Grafana Labs, la empresa detrás de la herramienta de visualización web de código abierto que se ha convertido en la favorita de los entusiastas de los paneles de control, ha confirmado que fue hackeada — y que no pagará el rescate, porque el código en cuestión, en un giro argumental, ya era de código abierto.

En una serie de publicaciones en redes sociales que parecen un informe de incidentes de ciberseguridad escrito por alguien que ya ha visto esta película, la empresa reveló que una credencial de token robada dio a los hackers acceso a su entorno de GitLab. El token no otorgaba acceso a registros de clientes ni a datos financieros, pero sí permitió a los hackers descargar los repositorios de código fuente de la empresa. Grafana ha invalidado el token y ha añadido medidas de seguridad adicionales, porque nada dice "lección aprendida" como un restablecimiento de contraseña y un memorándum severo.

"El atacante intentó chantajearnos, exigiendo un pago para evitar la publicación de nuestro código base", declaró la empresa, presumiblemente con un suspiro y un parpadeo lento. Dado que el código de Grafana es de código abierto y está disponible públicamente para que cualquiera lo descargue, edite y ejecute en sus propias máquinas, la amenaza de chantaje es tan efectiva como amenazar con revelar que el asistente del mago estaba en el ajo desde el principio. No está claro si los hackers robaron algún código o información propietaria, pero el portavoz de la empresa no respondió de inmediato a una solicitud de comentarios, probablemente porque estaba demasiado ocupado tratando de encontrar una forma educada de decir "no vamos a pagar por un servicio que ya ofrecemos gratis".

Este incidente contrasta fuertemente con el reciente hackeo en el gigante de tecnología educativa Instructure, que la semana pasada "llegó a un acuerdo" para pagar a los hackers que habían comprometido su red dos veces en las últimas semanas. Los hackers de Instructure exigieron un rescate no especificado, amenazando con publicar datos robados sobre el personal y los estudiantes después de una filtración masiva de datos y una posterior desfiguración del sitio web. Grafana, sin embargo, citó el consejo de larga data del FBI que insta a las víctimas a no pagar a los hackers, porque cooperar con criminales es tan fiable como una conexión Wi-Fi gratuita en un aeropuerto. Los críticos también señalan que pagar a los ciberdelincuentes solo financia futuros ataques, lo que es como darle tu cartera a un atracador para que pueda comprar una mejor palanca.

Grafana dijo que su investigación está en curso y compartirá sus hallazgos una vez que esté completa — presumiblemente en un repositorio público, porque a estas alturas, ¿por qué no?

El problema: ¿Puedes transcribir tal cual el fragmento de la noticia sobre el hackeo a Grafana que va desde "En una serie" hasta "un memorándum severo.", ambos incluidos?

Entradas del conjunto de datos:
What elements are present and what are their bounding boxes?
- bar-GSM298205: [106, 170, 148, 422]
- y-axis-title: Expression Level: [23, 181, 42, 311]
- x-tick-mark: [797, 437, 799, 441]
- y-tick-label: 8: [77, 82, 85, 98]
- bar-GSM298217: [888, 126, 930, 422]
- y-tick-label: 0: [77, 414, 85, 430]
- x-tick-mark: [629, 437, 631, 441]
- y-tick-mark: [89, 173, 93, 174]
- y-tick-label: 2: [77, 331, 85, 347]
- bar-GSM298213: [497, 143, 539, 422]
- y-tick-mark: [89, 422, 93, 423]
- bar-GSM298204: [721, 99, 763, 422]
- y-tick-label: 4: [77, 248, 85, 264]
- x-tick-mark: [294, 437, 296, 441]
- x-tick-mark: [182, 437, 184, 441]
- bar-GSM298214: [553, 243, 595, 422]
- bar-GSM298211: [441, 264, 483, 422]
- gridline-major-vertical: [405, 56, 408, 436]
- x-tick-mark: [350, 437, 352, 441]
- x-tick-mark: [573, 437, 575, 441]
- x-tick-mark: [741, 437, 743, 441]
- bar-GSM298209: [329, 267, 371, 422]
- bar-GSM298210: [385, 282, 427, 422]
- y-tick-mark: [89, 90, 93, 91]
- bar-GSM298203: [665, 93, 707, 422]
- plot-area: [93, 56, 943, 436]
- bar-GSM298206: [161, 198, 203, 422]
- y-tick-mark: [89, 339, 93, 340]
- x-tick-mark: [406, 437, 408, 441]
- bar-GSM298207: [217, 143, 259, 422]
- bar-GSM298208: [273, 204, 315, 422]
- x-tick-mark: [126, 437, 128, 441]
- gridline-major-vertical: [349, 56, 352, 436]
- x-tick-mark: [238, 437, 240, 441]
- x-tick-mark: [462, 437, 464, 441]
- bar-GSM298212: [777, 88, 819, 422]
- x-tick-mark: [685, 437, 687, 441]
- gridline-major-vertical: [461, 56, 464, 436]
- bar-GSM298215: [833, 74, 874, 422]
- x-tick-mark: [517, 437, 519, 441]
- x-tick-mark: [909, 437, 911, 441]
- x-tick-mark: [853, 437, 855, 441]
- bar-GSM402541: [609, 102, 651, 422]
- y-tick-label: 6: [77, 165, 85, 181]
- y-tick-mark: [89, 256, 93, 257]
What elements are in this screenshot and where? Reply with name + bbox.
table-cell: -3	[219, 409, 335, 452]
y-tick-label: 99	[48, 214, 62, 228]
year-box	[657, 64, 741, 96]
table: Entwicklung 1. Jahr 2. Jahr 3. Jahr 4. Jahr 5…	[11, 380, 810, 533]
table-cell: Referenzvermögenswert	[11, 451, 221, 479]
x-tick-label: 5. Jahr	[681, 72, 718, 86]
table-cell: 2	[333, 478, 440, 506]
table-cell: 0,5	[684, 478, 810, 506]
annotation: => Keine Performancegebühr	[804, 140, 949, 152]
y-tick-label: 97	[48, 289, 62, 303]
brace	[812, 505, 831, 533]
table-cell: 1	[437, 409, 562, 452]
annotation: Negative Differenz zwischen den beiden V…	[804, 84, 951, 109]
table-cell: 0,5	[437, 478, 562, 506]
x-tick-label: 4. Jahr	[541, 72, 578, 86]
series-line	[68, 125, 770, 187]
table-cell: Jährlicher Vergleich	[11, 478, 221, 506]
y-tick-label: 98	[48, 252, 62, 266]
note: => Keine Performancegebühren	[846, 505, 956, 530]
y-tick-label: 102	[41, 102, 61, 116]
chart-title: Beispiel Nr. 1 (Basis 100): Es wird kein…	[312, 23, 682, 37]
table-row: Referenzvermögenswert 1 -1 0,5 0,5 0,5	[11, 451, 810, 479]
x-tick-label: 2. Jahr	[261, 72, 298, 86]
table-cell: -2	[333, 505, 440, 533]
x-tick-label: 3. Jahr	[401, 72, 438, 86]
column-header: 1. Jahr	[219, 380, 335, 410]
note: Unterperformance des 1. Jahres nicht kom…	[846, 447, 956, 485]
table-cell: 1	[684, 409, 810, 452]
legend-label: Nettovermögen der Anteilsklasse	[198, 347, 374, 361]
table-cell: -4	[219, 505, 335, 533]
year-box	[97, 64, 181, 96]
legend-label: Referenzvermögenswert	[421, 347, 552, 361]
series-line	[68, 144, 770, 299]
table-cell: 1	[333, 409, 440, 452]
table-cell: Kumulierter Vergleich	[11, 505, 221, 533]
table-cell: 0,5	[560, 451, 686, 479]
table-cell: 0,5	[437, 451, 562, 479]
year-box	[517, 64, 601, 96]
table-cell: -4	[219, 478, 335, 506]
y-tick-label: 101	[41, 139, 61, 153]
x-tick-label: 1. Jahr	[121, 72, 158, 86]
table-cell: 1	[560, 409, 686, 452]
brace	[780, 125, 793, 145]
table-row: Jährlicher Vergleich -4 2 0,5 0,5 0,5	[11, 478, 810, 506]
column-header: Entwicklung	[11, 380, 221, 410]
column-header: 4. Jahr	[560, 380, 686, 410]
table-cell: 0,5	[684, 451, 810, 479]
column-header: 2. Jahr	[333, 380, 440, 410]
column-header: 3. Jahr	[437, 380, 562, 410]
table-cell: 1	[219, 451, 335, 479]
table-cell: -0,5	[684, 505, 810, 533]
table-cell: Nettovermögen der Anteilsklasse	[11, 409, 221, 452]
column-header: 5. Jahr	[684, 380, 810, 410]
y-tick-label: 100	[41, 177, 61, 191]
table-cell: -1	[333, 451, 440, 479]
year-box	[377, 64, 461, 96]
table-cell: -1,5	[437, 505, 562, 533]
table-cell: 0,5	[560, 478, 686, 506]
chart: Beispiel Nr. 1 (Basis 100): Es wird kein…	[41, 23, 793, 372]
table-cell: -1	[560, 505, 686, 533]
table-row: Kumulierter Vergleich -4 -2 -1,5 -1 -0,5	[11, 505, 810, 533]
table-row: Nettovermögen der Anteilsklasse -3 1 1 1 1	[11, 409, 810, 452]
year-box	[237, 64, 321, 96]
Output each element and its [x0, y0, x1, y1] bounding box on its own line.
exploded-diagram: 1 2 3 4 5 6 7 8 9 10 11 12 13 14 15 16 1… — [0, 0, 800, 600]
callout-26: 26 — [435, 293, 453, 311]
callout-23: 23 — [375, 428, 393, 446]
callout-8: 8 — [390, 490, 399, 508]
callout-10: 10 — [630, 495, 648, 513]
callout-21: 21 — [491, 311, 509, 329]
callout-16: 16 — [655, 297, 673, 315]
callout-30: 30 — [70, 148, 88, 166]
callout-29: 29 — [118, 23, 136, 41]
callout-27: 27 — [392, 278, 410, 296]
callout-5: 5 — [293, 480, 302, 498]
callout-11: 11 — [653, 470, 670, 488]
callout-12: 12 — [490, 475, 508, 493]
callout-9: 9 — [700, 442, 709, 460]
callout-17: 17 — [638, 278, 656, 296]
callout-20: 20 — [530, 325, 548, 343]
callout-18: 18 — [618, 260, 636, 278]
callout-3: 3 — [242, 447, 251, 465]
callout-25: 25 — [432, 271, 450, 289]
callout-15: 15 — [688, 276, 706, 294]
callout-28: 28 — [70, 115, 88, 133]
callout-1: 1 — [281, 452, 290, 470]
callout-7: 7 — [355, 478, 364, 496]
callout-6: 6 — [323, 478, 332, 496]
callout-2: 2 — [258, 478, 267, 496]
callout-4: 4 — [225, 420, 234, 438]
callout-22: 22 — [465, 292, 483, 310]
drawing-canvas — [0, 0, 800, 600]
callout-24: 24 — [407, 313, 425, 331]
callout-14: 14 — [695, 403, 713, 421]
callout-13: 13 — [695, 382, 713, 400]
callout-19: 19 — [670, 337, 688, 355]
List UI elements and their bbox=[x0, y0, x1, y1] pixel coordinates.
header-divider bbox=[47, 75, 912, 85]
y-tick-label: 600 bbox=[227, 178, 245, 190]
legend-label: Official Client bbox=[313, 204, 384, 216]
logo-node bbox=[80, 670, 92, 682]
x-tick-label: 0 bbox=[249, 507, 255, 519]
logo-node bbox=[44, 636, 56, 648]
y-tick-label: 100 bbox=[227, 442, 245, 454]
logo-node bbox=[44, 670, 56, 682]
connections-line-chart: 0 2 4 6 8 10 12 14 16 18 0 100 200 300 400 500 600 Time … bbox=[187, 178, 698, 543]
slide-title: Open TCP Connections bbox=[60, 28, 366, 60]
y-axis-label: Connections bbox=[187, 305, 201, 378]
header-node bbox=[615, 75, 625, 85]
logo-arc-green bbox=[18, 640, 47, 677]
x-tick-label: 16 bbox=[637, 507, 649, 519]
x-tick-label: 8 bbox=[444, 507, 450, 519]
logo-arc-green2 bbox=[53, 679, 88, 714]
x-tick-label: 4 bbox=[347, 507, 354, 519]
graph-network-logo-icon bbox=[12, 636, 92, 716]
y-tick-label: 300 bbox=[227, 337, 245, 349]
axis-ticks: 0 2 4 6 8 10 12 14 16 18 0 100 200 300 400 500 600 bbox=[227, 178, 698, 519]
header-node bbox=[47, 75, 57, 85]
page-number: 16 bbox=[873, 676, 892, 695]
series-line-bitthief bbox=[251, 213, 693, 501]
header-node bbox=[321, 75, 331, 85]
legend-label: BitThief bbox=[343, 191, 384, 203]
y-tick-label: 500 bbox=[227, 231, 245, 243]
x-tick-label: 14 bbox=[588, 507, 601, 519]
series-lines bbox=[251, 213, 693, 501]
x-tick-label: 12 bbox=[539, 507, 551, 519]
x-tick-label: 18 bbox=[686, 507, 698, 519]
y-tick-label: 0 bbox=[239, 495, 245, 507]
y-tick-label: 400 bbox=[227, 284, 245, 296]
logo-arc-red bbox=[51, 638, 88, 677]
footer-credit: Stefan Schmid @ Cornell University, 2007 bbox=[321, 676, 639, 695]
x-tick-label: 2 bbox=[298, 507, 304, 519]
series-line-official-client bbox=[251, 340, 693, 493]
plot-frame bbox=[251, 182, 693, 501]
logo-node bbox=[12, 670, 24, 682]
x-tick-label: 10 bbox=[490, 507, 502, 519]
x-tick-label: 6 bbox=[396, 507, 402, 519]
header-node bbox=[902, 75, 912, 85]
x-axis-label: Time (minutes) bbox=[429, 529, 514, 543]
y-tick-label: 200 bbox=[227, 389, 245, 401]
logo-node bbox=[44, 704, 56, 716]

Resultado del ejercicio:
En una serie de publicaciones en redes sociales que parecen un informe de incidentes de ciberseguridad escrito por alguien que ya ha visto esta película, la empresa reveló que una credencial de token robada dio a los hackers acceso a su entorno de GitLab. El token no otorgaba acceso a registros de clientes ni a datos financieros, pero sí permitió a los hackers descargar los repositorios de código fuente de la empresa. Grafana ha invalidado el token y ha añadido medidas de seguridad adicionales, porque nada dice "lección aprendida" como un restablecimiento de contraseña y un memorándum severo.